> _Records shown_
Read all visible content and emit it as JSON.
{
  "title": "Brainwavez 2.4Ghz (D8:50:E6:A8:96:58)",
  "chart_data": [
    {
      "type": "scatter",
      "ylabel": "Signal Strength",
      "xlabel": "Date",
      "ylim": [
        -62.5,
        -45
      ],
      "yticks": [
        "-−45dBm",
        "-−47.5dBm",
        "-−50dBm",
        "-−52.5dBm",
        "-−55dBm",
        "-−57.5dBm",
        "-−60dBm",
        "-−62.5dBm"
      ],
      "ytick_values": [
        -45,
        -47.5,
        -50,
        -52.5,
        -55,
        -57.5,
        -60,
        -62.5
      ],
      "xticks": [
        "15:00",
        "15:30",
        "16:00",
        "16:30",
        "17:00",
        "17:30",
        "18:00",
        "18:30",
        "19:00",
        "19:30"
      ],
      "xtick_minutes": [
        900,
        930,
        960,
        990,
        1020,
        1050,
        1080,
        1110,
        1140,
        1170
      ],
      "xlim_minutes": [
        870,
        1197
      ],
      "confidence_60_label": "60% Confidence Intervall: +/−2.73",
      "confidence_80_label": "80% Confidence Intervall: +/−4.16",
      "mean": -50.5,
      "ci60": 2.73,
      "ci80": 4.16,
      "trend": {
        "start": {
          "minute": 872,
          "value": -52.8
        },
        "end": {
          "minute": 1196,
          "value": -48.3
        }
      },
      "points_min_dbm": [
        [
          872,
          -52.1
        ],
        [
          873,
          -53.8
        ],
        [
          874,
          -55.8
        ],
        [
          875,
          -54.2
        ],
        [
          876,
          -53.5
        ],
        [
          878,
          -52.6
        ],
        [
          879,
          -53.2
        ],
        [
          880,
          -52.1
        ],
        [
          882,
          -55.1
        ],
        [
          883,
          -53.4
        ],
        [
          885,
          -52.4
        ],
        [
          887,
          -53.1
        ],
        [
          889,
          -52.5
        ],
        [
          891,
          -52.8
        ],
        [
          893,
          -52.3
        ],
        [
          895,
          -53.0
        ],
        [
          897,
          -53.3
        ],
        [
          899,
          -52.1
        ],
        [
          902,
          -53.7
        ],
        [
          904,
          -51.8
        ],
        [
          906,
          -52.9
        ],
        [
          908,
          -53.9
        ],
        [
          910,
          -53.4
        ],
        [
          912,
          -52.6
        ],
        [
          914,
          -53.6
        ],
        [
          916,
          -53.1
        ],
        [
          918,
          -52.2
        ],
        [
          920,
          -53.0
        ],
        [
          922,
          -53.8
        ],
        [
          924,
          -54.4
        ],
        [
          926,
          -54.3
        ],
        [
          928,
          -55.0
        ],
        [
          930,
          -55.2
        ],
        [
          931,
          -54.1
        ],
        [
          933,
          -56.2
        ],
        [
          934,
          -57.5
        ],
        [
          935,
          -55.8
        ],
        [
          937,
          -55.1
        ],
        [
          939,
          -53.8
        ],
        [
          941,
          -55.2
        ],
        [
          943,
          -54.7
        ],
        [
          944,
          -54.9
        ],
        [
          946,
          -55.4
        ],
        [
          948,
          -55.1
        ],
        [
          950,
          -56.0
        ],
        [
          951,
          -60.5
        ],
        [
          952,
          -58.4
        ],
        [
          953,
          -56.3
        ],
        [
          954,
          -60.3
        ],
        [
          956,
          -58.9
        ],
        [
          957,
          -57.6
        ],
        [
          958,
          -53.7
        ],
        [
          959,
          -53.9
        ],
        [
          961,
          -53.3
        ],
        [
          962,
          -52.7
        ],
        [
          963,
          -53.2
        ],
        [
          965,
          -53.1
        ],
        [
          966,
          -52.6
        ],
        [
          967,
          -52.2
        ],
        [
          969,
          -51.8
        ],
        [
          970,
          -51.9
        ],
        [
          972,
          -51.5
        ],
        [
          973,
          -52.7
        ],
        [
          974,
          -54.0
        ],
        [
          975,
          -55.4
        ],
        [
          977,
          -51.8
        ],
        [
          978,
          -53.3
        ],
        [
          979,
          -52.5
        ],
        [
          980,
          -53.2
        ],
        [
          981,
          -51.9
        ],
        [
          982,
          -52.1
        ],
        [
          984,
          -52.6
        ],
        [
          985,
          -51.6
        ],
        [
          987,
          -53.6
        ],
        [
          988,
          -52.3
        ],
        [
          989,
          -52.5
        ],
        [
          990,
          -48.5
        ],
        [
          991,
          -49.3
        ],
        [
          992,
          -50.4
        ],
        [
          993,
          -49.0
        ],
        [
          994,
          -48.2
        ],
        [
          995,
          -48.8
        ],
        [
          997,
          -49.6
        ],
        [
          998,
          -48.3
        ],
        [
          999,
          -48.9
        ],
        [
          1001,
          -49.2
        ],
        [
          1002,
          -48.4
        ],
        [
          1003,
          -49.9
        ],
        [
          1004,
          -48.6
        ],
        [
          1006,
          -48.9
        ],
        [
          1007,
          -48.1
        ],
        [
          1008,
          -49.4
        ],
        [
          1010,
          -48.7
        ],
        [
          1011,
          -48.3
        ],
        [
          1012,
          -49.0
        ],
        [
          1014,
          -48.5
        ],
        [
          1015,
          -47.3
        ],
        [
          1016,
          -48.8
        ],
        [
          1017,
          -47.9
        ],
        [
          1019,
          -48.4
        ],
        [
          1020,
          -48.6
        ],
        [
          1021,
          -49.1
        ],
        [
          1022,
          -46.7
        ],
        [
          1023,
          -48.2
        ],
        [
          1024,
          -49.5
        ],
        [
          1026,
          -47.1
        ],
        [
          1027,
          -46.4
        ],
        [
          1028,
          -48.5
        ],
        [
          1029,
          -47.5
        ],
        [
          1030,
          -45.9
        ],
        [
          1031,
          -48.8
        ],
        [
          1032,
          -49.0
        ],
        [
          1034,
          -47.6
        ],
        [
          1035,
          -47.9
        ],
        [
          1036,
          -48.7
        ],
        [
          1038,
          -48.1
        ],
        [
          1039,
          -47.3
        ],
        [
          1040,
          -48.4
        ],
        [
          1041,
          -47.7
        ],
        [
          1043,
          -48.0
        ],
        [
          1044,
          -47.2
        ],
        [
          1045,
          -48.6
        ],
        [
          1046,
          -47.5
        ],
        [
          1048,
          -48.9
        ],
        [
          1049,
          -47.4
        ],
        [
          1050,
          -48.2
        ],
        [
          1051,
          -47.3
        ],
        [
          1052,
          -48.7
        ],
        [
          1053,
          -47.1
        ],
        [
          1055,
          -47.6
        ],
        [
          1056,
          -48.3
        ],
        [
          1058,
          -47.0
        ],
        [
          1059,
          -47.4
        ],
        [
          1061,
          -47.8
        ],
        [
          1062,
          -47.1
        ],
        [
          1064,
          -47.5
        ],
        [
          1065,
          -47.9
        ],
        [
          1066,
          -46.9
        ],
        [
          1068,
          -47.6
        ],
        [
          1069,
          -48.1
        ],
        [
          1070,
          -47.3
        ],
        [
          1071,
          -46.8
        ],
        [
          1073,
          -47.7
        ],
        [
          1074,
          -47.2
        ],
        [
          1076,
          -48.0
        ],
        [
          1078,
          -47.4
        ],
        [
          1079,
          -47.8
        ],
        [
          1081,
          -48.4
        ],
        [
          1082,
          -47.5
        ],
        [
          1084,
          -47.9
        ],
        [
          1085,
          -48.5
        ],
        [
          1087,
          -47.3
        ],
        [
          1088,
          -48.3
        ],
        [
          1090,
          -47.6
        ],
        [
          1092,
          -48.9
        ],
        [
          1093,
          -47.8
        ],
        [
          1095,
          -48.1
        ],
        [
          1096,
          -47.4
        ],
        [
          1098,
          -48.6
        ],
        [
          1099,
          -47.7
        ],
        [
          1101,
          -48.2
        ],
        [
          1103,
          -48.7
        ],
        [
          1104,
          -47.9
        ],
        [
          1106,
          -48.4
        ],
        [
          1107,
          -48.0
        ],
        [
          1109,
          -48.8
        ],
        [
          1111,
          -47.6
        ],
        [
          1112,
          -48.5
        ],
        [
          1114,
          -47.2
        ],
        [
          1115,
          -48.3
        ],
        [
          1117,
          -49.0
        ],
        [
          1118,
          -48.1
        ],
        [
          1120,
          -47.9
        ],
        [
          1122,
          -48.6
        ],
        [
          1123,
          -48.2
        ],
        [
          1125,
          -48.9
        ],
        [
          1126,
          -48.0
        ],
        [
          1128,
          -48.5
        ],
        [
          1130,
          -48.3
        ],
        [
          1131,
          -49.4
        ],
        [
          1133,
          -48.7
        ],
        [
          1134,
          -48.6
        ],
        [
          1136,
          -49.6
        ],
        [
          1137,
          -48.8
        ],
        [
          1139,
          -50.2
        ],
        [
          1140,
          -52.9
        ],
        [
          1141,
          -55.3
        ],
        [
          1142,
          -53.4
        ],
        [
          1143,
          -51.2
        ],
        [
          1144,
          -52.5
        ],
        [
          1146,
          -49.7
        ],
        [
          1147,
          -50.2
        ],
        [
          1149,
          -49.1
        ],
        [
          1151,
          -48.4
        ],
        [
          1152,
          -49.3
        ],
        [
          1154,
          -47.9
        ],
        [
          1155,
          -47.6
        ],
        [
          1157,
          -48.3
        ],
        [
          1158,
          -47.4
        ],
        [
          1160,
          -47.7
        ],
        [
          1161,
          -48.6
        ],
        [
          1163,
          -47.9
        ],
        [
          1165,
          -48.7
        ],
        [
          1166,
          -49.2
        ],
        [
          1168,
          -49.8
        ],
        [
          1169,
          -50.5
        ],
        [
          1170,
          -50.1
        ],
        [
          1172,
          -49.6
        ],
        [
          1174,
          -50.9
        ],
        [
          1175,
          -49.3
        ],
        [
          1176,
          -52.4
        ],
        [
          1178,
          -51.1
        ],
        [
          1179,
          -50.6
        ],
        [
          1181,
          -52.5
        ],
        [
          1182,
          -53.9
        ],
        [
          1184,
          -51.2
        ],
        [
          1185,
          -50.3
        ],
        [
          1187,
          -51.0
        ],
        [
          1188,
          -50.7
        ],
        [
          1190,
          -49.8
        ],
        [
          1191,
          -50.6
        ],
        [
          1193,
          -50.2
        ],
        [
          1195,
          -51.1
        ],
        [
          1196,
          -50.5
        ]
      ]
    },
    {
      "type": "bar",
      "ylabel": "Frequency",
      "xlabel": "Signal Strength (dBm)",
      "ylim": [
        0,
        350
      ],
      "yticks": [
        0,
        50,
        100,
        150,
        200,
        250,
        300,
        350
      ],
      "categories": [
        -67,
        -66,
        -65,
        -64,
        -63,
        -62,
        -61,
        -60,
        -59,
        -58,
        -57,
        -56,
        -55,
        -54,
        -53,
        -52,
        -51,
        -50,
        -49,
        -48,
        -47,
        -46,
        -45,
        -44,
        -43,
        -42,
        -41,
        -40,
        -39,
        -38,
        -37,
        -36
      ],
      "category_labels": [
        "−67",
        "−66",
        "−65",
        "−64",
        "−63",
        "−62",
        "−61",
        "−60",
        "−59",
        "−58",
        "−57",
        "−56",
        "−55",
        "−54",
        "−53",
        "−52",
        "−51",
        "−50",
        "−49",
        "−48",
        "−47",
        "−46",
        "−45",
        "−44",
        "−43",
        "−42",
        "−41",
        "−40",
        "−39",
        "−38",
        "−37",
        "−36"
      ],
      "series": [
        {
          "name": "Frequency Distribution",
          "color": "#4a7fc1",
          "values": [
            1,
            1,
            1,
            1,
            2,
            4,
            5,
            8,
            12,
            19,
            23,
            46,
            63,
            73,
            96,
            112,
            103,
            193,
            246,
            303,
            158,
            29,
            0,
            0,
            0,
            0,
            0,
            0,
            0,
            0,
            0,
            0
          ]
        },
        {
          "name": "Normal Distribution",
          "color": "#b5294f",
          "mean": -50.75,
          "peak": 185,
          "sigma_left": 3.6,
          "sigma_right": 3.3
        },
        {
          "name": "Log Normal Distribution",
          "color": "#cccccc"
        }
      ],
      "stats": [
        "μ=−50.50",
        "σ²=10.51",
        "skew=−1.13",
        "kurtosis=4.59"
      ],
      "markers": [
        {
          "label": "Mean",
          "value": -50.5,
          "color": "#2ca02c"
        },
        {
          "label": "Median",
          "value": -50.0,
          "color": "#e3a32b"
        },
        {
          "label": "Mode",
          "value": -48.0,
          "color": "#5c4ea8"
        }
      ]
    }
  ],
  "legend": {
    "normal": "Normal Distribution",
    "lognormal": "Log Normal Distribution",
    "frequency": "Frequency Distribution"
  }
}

> _Task requirements_
Pick out each line containing the string "Strength" and copy it.

> _Exercise answer_
      "ylabel": "Signal Strength",
      "xlabel": "Signal Strength (dBm)",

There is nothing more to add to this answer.